-- Tasks to carry out --
A. In the Oakland County trout thread, which river flowing through downtown Auburn Hills is suggested for short cast fly shooting?
B. Rewrite the stretch of the Oakland County trout thread from "I want to get" through "the Rochester area.", swapping "bank spots" for "shore spots".
C. Using the Oakland County trout thread, decide whether each statement agrees with it: (i) unclefrank found the banks at Paint Creek crowded; (ii) unclefrank has done well at the Huron River Metro parks; (iii) unclefrank has already spent a weekend at the Proud Lake campground. Answer yes or no for each and quote the words that decide it.

# Oakland County Trout



## Michael madison (May 30, 2017)

I want to get into trout fishing and live in the Oakland County area, anybody know some good bank spots or techniques?


----------



## Luv2hunteup (Mar 22, 2003)

Try fishing in the Rochester area.


----------



## unclefrank (Jul 5, 2012)

I'm not the pro river trout angler, so I can only pass along some experiences, for what that's worth. 

Dig into Proud Lake Recreation Area. I missed the mania earlier this year for the release and opening. Seems to be a good potential. I have yet to pack up and spend a weekend on the shores and the campground, but I will be out there soon. Research and hunt the dam. 

Paint Creek, in the Rochester area, is another option. I went last year and the banks were always crowded, so you have to put in some foot time finding a space for yourself. Also, if you're into short cast fly shooting, the Clinton River that flows through downtown Auburn Hills is an option. Here's a link to a conversation on this site - http://tinyurl.com/y94fklqx

Huron River Metro parks - hit and miss. I've never done well there, but a nice scenic place to play the game and try new tackle. I'm committed to a "float and fly" approach on the river this year to see what happens.


----------



## outdoorsmi. (Oct 27, 2015)

I wouldn't waste [email protected] pround lake this time if year unless you want good bass fishing.


----------

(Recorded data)
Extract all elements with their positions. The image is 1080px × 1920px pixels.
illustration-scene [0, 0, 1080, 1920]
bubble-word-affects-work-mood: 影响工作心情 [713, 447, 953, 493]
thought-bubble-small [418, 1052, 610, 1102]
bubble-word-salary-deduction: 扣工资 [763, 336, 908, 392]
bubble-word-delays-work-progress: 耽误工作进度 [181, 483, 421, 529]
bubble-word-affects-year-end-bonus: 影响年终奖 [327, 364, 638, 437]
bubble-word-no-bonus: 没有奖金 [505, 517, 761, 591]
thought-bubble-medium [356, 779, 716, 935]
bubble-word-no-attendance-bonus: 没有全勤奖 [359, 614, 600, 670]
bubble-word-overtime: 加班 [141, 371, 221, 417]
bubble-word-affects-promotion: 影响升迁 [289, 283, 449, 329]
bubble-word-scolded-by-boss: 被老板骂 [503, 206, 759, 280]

-- Results by task --
A. The Clinton River.

B.
I want to get into trout fishing and live in the Oakland County area, anybody know some good shore spots or techniques?


----------



## Luv2hunteup (Mar 22, 2003)

Try fishing in the Rochester area.

C.
(i) Yes: "the banks were always crowded"
(ii) No: "I've never done well there"
(iii) No: "I have yet to pack up and spend a weekend on the shores and the campground"